-- begin --
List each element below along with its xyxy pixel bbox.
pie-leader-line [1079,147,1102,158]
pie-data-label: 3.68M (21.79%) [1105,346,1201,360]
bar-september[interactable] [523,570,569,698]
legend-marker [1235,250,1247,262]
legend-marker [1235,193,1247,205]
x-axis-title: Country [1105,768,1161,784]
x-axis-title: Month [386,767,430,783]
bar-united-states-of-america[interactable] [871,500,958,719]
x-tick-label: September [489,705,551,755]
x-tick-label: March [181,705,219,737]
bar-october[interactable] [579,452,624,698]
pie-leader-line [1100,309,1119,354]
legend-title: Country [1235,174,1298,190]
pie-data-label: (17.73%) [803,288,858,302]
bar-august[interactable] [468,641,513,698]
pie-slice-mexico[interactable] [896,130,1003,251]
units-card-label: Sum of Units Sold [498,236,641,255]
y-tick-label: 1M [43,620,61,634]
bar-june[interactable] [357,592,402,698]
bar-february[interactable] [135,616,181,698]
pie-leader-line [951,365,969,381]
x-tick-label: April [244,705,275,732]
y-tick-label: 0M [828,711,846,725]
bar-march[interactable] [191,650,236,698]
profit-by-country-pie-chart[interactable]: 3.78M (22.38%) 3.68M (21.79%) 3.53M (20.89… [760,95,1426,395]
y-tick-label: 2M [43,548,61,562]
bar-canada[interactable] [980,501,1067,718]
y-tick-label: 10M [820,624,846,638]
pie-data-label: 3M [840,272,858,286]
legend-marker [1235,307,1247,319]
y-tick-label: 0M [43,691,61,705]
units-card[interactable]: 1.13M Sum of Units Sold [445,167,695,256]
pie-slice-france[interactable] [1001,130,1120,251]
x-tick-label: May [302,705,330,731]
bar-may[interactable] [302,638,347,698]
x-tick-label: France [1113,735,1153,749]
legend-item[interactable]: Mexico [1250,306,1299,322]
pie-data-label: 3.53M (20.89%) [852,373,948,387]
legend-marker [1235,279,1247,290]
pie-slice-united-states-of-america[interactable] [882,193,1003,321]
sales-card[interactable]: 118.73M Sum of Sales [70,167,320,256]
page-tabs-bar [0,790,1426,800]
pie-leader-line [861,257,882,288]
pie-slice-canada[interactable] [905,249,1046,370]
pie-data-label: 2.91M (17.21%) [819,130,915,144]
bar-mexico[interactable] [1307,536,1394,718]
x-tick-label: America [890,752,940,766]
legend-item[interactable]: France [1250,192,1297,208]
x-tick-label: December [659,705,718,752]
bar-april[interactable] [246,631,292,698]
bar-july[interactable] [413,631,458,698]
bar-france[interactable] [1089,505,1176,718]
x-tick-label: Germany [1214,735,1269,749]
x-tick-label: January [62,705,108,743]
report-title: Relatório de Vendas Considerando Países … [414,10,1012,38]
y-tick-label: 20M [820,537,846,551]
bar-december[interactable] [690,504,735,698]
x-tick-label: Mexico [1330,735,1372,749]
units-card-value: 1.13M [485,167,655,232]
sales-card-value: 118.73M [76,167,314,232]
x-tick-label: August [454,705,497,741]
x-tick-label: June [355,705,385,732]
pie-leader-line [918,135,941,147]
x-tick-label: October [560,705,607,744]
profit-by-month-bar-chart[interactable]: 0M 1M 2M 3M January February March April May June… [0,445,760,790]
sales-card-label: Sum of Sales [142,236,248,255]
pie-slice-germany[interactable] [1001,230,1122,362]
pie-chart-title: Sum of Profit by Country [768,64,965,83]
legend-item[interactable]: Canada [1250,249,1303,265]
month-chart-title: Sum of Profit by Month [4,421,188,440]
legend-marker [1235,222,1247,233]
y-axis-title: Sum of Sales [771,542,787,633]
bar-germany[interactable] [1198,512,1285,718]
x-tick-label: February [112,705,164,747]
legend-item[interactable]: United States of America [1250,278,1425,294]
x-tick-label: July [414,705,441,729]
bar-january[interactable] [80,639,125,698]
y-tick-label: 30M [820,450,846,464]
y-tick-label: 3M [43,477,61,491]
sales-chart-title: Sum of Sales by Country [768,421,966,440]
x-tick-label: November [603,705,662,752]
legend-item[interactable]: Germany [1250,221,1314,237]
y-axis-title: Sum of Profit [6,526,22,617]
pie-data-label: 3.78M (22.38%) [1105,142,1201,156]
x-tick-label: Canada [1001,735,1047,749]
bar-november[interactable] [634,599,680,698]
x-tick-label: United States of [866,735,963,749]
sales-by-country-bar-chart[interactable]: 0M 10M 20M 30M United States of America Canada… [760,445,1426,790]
-- end --
Can you copy out every one of the entries above, character for character, without changing anything?

RESPONSE TO THE EXERCISE:
List each element below along with its xyxy pixel bbox.
pie-leader-line [1079,147,1102,158]
pie-data-label: 3.68M (21.79%) [1105,346,1201,360]
bar-september[interactable] [523,570,569,698]
legend-marker [1235,250,1247,262]
legend-marker [1235,193,1247,205]
x-axis-title: Country [1105,768,1161,784]
x-axis-title: Month [386,767,430,783]
bar-united-states-of-america[interactable] [871,500,958,719]
x-tick-label: September [489,705,551,755]
x-tick-label: March [181,705,219,737]
bar-october[interactable] [579,452,624,698]
pie-leader-line [1100,309,1119,354]
legend-title: Country [1235,174,1298,190]
pie-data-label: (17.73%) [803,288,858,302]
bar-august[interactable] [468,641,513,698]
pie-slice-mexico[interactable] [896,130,1003,251]
units-card-label: Sum of Units Sold [498,236,641,255]
y-tick-label: 1M [43,620,61,634]
bar-june[interactable] [357,592,402,698]
bar-february[interactable] [135,616,181,698]
pie-leader-line [951,365,969,381]
x-tick-label: April [244,705,275,732]
y-tick-label: 0M [828,711,846,725]
bar-march[interactable] [191,650,236,698]
profit-by-country-pie-chart[interactable]: 3.78M (22.38%) 3.68M (21.79%) 3.53M (20.89… [760,95,1426,395]
y-tick-label: 2M [43,548,61,562]
bar-canada[interactable] [980,501,1067,718]
y-tick-label: 10M [820,624,846,638]
pie-data-label: 3M [840,272,858,286]
legend-marker [1235,307,1247,319]
y-tick-label: 0M [43,691,61,705]
units-card[interactable]: 1.13M Sum of Units Sold [445,167,695,256]
pie-slice-france[interactable] [1001,130,1120,251]
x-tick-label: May [302,705,330,731]
bar-may[interactable] [302,638,347,698]
x-tick-label: France [1113,735,1153,749]
legend-item[interactable]: Mexico [1250,306,1299,322]
pie-data-label: 3.53M (20.89%) [852,373,948,387]
legend-marker [1235,279,1247,290]
pie-slice-united-states-of-america[interactable] [882,193,1003,321]
sales-card[interactable]: 118.73M Sum of Sales [70,167,320,256]
page-tabs-bar [0,790,1426,800]
pie-leader-line [861,257,882,288]
pie-slice-canada[interactable] [905,249,1046,370]
pie-data-label: 2.91M (17.21%) [819,130,915,144]
bar-mexico[interactable] [1307,536,1394,718]
x-tick-label: America [890,752,940,766]
legend-item[interactable]: France [1250,192,1297,208]
x-tick-label: December [659,705,718,752]
bar-april[interactable] [246,631,292,698]
bar-july[interactable] [413,631,458,698]
bar-france[interactable] [1089,505,1176,718]
x-tick-label: Germany [1214,735,1269,749]
x-tick-label: January [62,705,108,743]
report-title: Relatório de Vendas Considerando Países … [414,10,1012,38]
y-tick-label: 20M [820,537,846,551]
bar-december[interactable] [690,504,735,698]
x-tick-label: Mexico [1330,735,1372,749]
units-card-value: 1.13M [485,167,655,232]
sales-card-value: 118.73M [76,167,314,232]
x-tick-label: August [454,705,497,741]
x-tick-label: June [355,705,385,732]
pie-leader-line [918,135,941,147]
x-tick-label: October [560,705,607,744]
profit-by-month-bar-chart[interactable]: 0M 1M 2M 3M January February March April May June… [0,445,760,790]
sales-card-label: Sum of Sales [142,236,248,255]
pie-slice-germany[interactable] [1001,230,1122,362]
pie-chart-title: Sum of Profit by Country [768,64,965,83]
legend-item[interactable]: Canada [1250,249,1303,265]
month-chart-title: Sum of Profit by Month [4,421,188,440]
legend-marker [1235,222,1247,233]
y-axis-title: Sum of Sales [771,542,787,633]
bar-germany[interactable] [1198,512,1285,718]
x-tick-label: February [112,705,164,747]
legend-item[interactable]: United States of America [1250,278,1425,294]
x-tick-label: July [414,705,441,729]
bar-january[interactable] [80,639,125,698]
y-tick-label: 30M [820,450,846,464]
y-tick-label: 3M [43,477,61,491]
sales-chart-title: Sum of Sales by Country [768,421,966,440]
x-tick-label: November [603,705,662,752]
legend-item[interactable]: Germany [1250,221,1314,237]
y-axis-title: Sum of Profit [6,526,22,617]
pie-data-label: 3.78M (22.38%) [1105,142,1201,156]
x-tick-label: Canada [1001,735,1047,749]
bar-november[interactable] [634,599,680,698]
x-tick-label: United States of [866,735,963,749]
sales-by-country-bar-chart[interactable]: 0M 10M 20M 30M United States of America Canada… [760,445,1426,790]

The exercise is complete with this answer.